__Source extract__.

—————

Most of us would agree that consistently showing up for our lives is no easy task, but it is a rewarding one. This is likely why the practice of mindfulness is becoming more and more mainstream.
As I reflected on my personal experience of feeling mindful versus embodied, I began to see Fields’ point. In my most “aware” and “mindful” moments I sometimes felt a sense of disconnect. While I seemed to be completely present with whomever I was with or wherever I was, my experience sometimes felt incomplete. Contrasting this with my experience of feeling “embodied,” I realized that when I felt embodied life felt like it was happening in 3D.
Everything felt alive, moved in slow-motion, and was incredibly fascinating.
Until running across that line in Fields’ book, I hadn’t considered there might be a problem with my mindfulness, and I hadn’t considered embodiment to be a separate process. The more I contemplated it, the more I questioned whether they were really separate processes. Couldn’t one lead to the other?
While musing over this concept I was presented with an opportunity to interview Julian Walker on his book Awakened Heart, Embodied Mind. With a title like that I figured he knew a thing or two about being mindful and being embodied. I questioned him on whether he felt “mindfulness” and “embodiment” could coexist and/or contribute to each other.

—————

Write a continuation of the passage on mindfulness and embodiment, beginning after its final sentence. The data that comes after this point is drawn from a separate source.

__Material provided__.
—————

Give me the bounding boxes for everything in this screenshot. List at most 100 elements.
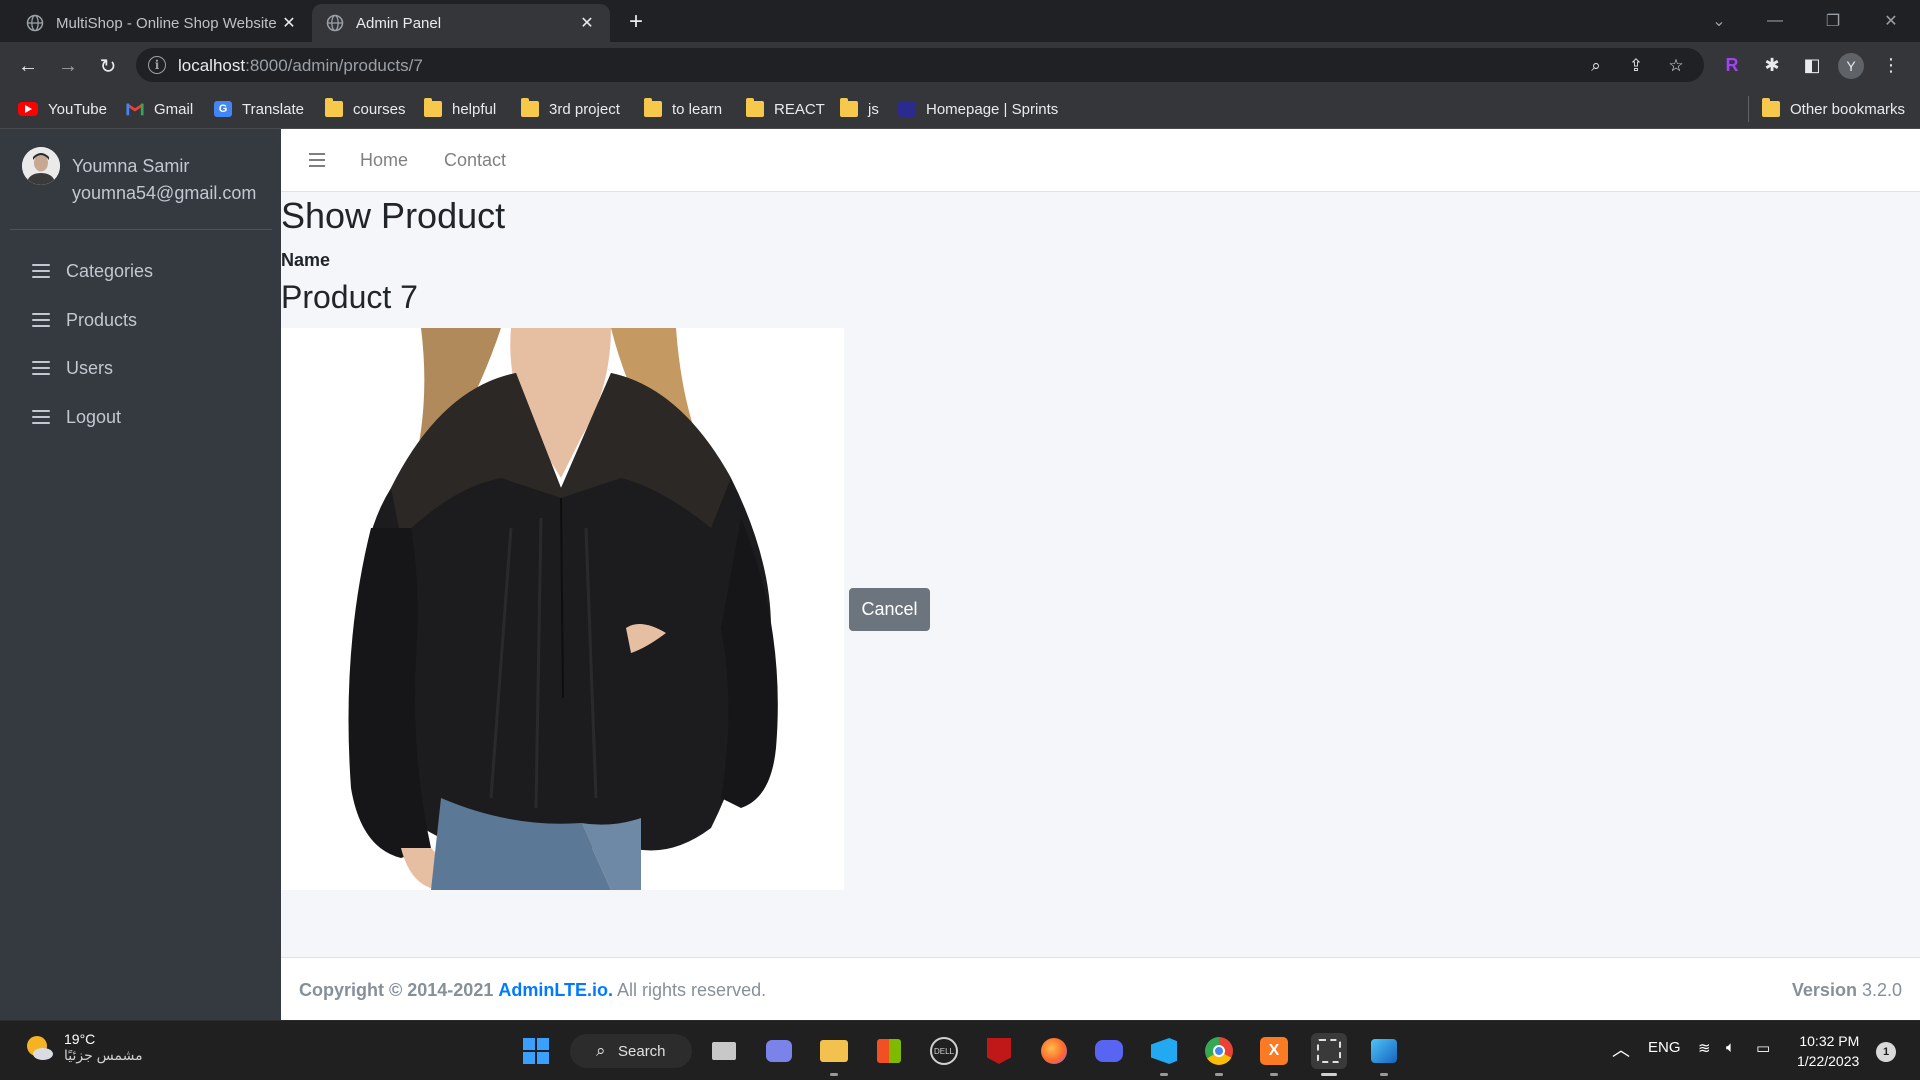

—————

__Right answer__.
He responded in part, “If our mindfulness does not include embodiment, then we feel like a floating head! Ungrounded, disempowered, out of touch. If our embodiment does not include mindfulness we can be reactive, impulsive or negatively self-indulgent.”
His comments seemed to echo what Fields describes when she says, “I can do my entire yoga practice mindfully, and not at all feel connected to myself as an integrated bodymind.”
They are both expressing the need for integration, for unison, for a yoking of the body and the mind. One without the other leaves us feeling half-present, missing something, and not entirely alive.
Sitting with this concept for some time, I started to realize the question was more important than the answer. Being willing to ask and explore the question; “What is the state of my body-mind union?” This requires us to step back from what we think we know and step onto the unsteady, shifty ground of what is.
Plenty of people will tell you what it is or isn’t, but only you know when you’ve struck that balance and when your whole being is in sync.
Before reading Fields’ book where she dared to present mindfulness in a not-so-flattering light, I wasn’t asking myself this question. I was walking around trying to be mindful and wondering why it sometimes helped me feel present and sometimes made me feel less present. Asking the question forced me out of my comfort zone and into an undefined space of uncertainty and discovery.
From this unsure realm I could test my experiences with an attitude of exploration instead of looking for facts to defend my position. As I explored, I discovered that I jumped on the mindfulness bandwagon because it was a doorway from pain to presence.
As I entered the home of my body mindfully, I began to get to know this fascinating house called, Me. This process of stepping inside my own skin, of becoming embodied, required allowing my mind to coexist with my body instead of rejecting one or the other.
When I allow for an integrated mindbody experience something incredible happens. I feel at home, I feel awake, and I feel alive. In these moments “the hardest work in the world” doesn’t feel so hard at all. It feels delicious, grounded, and free, with nowhere to be but here.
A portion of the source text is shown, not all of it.